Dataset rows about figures
--
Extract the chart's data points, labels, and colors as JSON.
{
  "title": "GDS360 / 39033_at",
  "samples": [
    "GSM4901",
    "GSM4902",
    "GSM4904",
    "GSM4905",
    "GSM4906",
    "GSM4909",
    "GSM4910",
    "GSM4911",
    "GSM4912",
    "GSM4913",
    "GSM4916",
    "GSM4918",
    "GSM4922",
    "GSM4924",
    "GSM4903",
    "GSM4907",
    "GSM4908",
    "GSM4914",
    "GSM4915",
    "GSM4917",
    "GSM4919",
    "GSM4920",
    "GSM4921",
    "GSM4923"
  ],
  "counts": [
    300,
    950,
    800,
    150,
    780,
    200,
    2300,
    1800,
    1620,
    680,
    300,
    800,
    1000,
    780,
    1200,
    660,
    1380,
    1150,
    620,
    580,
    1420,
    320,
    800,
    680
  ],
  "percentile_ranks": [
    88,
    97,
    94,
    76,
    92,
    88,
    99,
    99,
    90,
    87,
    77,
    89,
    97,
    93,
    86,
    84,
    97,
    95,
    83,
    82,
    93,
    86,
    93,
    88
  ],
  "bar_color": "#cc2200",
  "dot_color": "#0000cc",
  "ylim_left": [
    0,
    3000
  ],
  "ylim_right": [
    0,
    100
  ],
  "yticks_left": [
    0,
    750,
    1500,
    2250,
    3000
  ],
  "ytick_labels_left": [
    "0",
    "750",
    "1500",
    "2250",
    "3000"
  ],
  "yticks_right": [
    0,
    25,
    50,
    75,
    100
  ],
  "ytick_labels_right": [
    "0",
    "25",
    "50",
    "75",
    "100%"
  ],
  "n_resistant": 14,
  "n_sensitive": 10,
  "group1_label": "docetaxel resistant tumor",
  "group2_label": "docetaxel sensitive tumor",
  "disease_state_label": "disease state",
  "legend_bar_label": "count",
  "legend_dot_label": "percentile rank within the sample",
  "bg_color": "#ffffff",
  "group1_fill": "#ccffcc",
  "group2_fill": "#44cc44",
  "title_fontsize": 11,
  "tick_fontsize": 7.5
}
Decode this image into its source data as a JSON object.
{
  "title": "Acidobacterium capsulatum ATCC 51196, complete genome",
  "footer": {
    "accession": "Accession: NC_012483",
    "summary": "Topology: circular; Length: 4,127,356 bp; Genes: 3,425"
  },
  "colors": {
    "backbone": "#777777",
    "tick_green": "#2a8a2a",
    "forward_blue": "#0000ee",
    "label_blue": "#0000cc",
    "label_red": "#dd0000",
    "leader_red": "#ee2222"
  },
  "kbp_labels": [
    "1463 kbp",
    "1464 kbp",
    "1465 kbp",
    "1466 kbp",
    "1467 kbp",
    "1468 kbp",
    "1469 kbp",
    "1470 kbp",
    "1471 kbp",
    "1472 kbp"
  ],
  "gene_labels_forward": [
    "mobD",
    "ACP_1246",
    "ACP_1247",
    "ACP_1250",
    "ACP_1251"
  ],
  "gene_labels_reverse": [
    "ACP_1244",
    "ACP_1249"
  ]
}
--
• _Instructions to follow_:
Give back exactly the lines from the line containing "Decode this image" to the end of the entries, and no other lines.

• _Solution_:
Decode this image into its source data as a JSON object.
{
  "title": "Acidobacterium capsulatum ATCC 51196, complete genome",
  "footer": {
    "accession": "Accession: NC_012483",
    "summary": "Topology: circular; Length: 4,127,356 bp; Genes: 3,425"
  },
  "colors": {
    "backbone": "#777777",
    "tick_green": "#2a8a2a",
    "forward_blue": "#0000ee",
    "label_blue": "#0000cc",
    "label_red": "#dd0000",
    "leader_red": "#ee2222"
  },
  "kbp_labels": [
    "1463 kbp",
    "1464 kbp",
    "1465 kbp",
    "1466 kbp",
    "1467 kbp",
    "1468 kbp",
    "1469 kbp",
    "1470 kbp",
    "1471 kbp",
    "1472 kbp"
  ],
  "gene_labels_forward": [
    "mobD",
    "ACP_1246",
    "ACP_1247",
    "ACP_1250",
    "ACP_1251"
  ],
  "gene_labels_reverse": [
    "ACP_1244",
    "ACP_1249"
  ]
}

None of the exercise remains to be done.